◆ GIVEN TASK ◆
Give the number of lines holding the string "CIVILE" and nothing more.

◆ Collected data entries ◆
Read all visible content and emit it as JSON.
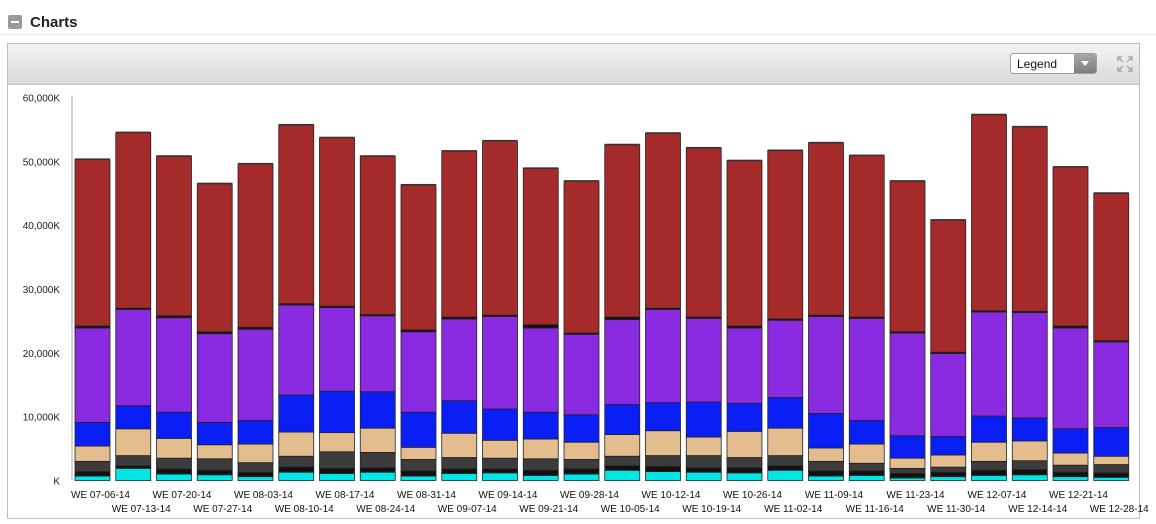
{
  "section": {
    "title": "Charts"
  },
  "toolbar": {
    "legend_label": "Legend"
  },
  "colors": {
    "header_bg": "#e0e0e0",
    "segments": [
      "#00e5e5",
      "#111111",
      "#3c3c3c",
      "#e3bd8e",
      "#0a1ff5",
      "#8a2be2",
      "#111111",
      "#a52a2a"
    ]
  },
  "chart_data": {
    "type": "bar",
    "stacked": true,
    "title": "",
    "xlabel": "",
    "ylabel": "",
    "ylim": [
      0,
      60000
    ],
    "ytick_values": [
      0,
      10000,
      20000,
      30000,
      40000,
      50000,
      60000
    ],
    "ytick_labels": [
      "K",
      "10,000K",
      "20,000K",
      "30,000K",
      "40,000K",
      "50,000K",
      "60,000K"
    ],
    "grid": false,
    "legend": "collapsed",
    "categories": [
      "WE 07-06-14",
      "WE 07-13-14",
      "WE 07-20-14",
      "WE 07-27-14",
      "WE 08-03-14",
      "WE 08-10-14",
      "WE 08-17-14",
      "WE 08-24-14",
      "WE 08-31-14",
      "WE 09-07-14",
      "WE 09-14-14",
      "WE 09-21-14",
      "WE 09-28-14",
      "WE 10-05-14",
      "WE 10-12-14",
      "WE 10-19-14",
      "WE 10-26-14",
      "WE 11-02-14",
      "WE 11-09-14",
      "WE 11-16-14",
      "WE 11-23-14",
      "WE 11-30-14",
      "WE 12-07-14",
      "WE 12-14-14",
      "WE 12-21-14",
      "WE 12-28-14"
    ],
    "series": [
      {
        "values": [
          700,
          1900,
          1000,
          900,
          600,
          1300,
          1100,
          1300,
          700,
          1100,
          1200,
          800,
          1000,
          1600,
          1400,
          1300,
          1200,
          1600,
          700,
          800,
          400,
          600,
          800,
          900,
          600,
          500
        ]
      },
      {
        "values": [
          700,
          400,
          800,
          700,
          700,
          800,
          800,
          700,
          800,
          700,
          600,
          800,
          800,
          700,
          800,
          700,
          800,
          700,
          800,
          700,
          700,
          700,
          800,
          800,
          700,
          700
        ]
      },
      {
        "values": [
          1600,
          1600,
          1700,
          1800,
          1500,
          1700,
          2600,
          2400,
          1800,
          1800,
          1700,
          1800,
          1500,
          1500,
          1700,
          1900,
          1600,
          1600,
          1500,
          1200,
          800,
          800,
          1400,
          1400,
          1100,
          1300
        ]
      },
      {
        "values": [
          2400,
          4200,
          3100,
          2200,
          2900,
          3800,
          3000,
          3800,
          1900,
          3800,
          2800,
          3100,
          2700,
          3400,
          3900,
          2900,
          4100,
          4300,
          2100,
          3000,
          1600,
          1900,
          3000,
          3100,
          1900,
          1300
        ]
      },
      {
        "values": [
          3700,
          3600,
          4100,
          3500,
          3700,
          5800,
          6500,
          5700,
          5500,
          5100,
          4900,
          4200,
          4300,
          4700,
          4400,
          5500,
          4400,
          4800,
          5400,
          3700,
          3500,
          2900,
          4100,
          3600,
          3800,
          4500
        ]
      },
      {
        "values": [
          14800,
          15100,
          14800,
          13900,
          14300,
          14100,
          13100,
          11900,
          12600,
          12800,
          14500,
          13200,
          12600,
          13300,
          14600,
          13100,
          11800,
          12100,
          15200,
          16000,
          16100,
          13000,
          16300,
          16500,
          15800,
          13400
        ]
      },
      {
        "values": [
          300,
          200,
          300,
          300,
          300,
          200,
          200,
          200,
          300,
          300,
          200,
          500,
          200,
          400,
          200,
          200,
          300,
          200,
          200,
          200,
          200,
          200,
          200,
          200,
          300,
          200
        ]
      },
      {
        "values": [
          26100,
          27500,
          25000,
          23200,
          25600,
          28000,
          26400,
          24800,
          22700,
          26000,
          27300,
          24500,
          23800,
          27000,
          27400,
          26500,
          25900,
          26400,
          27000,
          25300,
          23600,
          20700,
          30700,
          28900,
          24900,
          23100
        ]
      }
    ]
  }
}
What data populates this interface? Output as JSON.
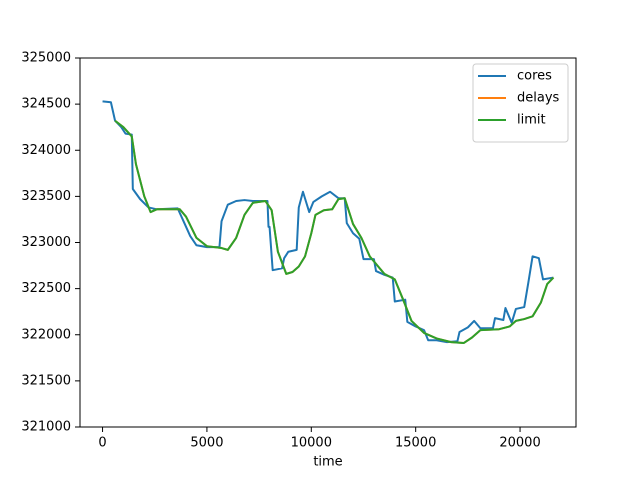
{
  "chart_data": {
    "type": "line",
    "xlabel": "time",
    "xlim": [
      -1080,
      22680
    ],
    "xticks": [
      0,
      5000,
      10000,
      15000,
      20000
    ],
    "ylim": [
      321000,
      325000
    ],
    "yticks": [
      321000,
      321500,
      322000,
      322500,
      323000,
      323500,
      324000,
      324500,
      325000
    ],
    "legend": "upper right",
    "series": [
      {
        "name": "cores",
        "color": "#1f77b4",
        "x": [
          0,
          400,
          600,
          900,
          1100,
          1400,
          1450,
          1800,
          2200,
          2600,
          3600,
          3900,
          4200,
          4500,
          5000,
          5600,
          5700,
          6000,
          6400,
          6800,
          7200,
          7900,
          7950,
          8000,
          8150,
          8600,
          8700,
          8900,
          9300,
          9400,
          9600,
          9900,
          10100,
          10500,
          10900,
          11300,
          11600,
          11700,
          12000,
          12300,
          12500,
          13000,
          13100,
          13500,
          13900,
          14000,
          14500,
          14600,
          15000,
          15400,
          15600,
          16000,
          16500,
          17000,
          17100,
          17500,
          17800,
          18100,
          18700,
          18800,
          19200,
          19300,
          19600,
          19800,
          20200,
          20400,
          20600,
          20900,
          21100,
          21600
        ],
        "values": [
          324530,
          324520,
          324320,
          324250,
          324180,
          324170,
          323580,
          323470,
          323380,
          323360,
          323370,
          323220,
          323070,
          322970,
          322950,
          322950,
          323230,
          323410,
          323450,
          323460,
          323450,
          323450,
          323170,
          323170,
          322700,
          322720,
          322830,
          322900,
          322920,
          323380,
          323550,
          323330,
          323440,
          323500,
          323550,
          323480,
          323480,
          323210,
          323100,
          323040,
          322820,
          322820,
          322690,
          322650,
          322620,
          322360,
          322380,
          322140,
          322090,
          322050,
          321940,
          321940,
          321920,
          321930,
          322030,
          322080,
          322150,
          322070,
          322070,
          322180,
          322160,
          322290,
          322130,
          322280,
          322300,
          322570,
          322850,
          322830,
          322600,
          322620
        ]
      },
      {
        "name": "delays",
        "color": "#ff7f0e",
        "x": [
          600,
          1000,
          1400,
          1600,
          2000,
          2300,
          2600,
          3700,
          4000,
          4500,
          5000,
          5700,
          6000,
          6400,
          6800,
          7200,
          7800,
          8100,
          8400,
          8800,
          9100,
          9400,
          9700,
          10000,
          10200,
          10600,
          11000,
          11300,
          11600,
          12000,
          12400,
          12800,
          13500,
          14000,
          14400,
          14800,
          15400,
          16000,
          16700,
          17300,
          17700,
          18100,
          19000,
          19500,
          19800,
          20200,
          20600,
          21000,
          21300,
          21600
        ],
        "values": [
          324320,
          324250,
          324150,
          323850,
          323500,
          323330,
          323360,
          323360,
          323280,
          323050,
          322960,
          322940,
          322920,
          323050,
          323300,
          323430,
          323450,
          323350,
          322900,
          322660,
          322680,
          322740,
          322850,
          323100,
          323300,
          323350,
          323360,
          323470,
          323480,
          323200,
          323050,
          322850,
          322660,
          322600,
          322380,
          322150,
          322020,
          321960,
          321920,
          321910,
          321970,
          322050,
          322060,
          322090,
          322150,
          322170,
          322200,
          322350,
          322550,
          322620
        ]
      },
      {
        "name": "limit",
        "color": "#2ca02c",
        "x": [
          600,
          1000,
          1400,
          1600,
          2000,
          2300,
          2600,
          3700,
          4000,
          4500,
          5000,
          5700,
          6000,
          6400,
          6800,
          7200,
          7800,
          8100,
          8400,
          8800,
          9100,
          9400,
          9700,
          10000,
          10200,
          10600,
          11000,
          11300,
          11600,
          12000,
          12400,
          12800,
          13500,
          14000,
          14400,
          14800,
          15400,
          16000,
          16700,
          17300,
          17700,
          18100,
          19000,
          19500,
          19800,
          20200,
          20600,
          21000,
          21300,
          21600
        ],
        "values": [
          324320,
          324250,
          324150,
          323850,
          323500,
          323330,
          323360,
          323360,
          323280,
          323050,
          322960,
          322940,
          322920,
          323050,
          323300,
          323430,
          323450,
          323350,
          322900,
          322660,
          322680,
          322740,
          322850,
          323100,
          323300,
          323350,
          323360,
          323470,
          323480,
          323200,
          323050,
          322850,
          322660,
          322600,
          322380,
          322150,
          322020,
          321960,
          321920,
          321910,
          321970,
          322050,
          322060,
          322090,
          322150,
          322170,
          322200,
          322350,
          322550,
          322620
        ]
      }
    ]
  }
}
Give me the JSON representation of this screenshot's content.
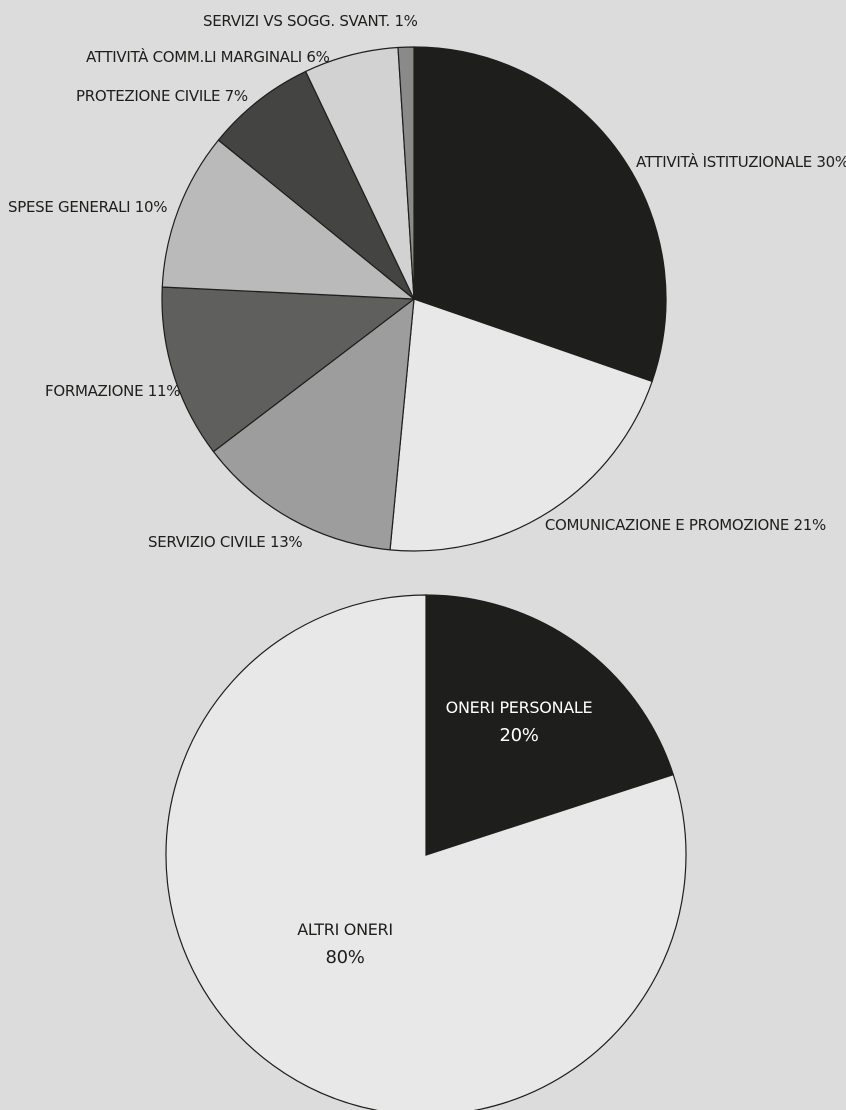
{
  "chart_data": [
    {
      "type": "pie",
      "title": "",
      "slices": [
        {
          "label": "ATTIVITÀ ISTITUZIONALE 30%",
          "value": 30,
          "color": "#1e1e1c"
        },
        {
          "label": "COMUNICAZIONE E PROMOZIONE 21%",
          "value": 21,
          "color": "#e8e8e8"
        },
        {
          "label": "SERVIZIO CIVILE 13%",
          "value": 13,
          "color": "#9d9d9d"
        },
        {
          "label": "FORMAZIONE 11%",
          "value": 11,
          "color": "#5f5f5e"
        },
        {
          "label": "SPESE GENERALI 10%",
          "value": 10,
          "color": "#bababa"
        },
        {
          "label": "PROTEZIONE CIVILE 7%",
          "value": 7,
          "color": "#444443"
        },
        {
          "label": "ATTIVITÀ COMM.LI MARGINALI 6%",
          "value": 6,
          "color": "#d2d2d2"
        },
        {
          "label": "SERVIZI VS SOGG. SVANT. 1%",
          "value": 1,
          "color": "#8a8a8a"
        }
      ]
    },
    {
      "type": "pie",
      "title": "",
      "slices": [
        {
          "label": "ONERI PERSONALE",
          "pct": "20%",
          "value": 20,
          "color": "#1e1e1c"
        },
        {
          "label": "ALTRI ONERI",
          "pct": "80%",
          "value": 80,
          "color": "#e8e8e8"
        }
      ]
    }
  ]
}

◆ ANSWER FOR THE TASK ◆
2